◆ **TASK REQUIREMENTS**:
Exactly repeat the material, dropping every picture from the copy.
## Start TASK MATERIAL
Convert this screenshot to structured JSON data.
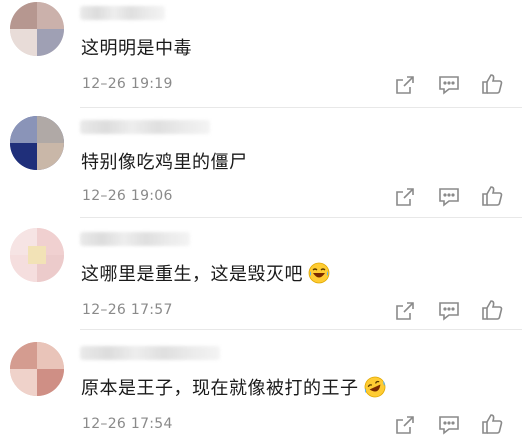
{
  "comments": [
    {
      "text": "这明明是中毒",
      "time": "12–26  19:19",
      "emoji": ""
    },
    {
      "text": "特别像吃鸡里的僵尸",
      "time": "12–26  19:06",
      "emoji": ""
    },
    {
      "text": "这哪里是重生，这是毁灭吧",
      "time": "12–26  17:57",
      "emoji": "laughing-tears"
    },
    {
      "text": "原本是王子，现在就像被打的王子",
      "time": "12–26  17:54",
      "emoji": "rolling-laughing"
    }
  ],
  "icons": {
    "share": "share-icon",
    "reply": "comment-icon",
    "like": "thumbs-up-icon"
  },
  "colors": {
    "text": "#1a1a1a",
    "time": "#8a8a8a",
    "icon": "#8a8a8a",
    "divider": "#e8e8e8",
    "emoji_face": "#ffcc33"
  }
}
## End TASK MATERIAL
◆ **ANSWER TO THIS TASK**:
Convert this screenshot to structured JSON data.
{
  "comments": [
    {
      "text": "这明明是中毒",
      "time": "12–26  19:19",
      "emoji": ""
    },
    {
      "text": "特别像吃鸡里的僵尸",
      "time": "12–26  19:06",
      "emoji": ""
    },
    {
      "text": "这哪里是重生，这是毁灭吧",
      "time": "12–26  17:57",
      "emoji": "laughing-tears"
    },
    {
      "text": "原本是王子，现在就像被打的王子",
      "time": "12–26  17:54",
      "emoji": "rolling-laughing"
    }
  ],
  "icons": {
    "share": "share-icon",
    "reply": "comment-icon",
    "like": "thumbs-up-icon"
  },
  "colors": {
    "text": "#1a1a1a",
    "time": "#8a8a8a",
    "icon": "#8a8a8a",
    "divider": "#e8e8e8",
    "emoji_face": "#ffcc33"
  }
}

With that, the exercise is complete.